> Written exercise: All lines holding the string "毛泽东思想" are to be shown.
____
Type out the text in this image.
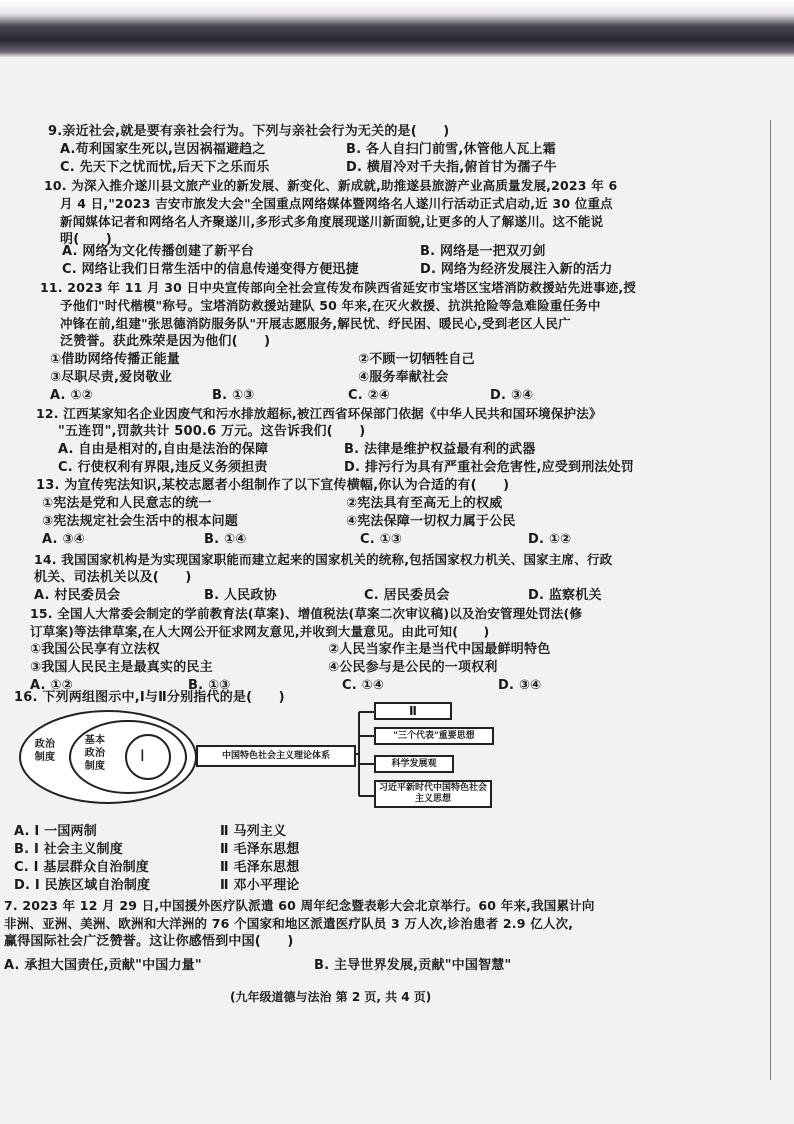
9.亲近社会,就是要有亲社会行为。下列与亲社会行为无关的是(　　)
A.苟利国家生死以,岂因祸福避趋之	B. 各人自扫门前雪,休管他人瓦上霜
C. 先天下之忧而忧,后天下之乐而乐	D. 横眉冷对千夫指,俯首甘为孺子牛
10. 为深入推介遂川县文旅产业的新发展、新变化、新成就,助推遂县旅游产业高质量发展,2023 年 6
月 4 日,"2023 吉安市旅发大会"全国重点网络媒体暨网络名人遂川行活动正式启动,近 30 位重点
新闻媒体记者和网络名人齐聚遂川,多形式多角度展现遂川新面貌,让更多的人了解遂川。这不能说
明(　　)
A. 网络为文化传播创建了新平台	B. 网络是一把双刃剑
C. 网络让我们日常生活中的信息传递变得方便迅捷	D. 网络为经济发展注入新的活力
11. 2023 年 11 月 30 日中央宣传部向全社会宣传发布陕西省延安市宝塔区宝塔消防救援站先进事迹,授
予他们"时代楷模"称号。宝塔消防救援站建队 50 年来,在灭火救援、抗洪抢险等急难险重任务中
冲锋在前,组建"张思德消防服务队"开展志愿服务,解民忧、纾民困、暖民心,受到老区人民广
泛赞誉。获此殊荣是因为他们(　　)
①借助网络传播正能量	②不顾一切牺牲自己
③尽职尽责,爱岗敬业	④服务奉献社会
A. ①②	B. ①③	C. ②④	D. ③④
12. 江西某家知名企业因废气和污水排放超标,被江西省环保部门依据《中华人民共和国环境保护法》
"五连罚",罚款共计 500.6 万元。这告诉我们(　　)
A. 自由是相对的,自由是法治的保障	B. 法律是维护权益最有利的武器
C. 行使权利有界限,违反义务须担责	D. 排污行为具有严重社会危害性,应受到刑法处罚
13. 为宣传宪法知识,某校志愿者小组制作了以下宣传横幅,你认为合适的有(　　)
①宪法是党和人民意志的统一	②宪法具有至高无上的权威
③宪法规定社会生活中的根本问题	④宪法保障一切权力属于公民
A. ③④	B. ①④	C. ①③	D. ①②
14. 我国国家机构是为实现国家职能而建立起来的国家机关的统称,包括国家权力机关、国家主席、行政
机关、司法机关以及(　　)
A. 村民委员会	B. 人民政协	C. 居民委员会	D. 监察机关
15. 全国人大常委会制定的学前教育法(草案)、增值税法(草案二次审议稿)以及治安管理处罚法(修
订草案)等法律草案,在人大网公开征求网友意见,并收到大量意见。由此可知(　　)
①我国公民享有立法权	②人民当家作主是当代中国最鲜明特色
③我国人民民主是最真实的民主	④公民参与是公民的一项权利
A. ①②	B. ①③	C. ①④	D. ③④
16. 下列两组图示中,Ⅰ与Ⅱ分别指代的是(　　)
政治制度
基本政治制度
Ⅰ	中国特色社会主义理论体系
Ⅱ
"三个代表"重要思想
科学发展观
习近平新时代中国特色社会主义思想
A. Ⅰ 一国两制	Ⅱ 马列主义
B. Ⅰ 社会主义制度	Ⅱ 毛泽东思想
C. Ⅰ 基层群众自治制度	Ⅱ 毛泽东思想
D. Ⅰ 民族区域自治制度	Ⅱ 邓小平理论
7. 2023 年 12 月 29 日,中国援外医疗队派遣 60 周年纪念暨表彰大会北京举行。60 年来,我国累计向
非洲、亚洲、美洲、欧洲和大洋洲的 76 个国家和地区派遣医疗队员 3 万人次,诊治患者 2.9 亿人次,
赢得国际社会广泛赞誉。这让你感悟到中国(　　)
A. 承担大国责任,贡献"中国力量"	B. 主导世界发展,贡献"中国智慧"
(九年级道德与法治 第 2 页, 共 4 页)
____
> Solution for this exercise:
B. Ⅰ 社会主义制度	Ⅱ 毛泽东思想
C. Ⅰ 基层群众自治制度	Ⅱ 毛泽东思想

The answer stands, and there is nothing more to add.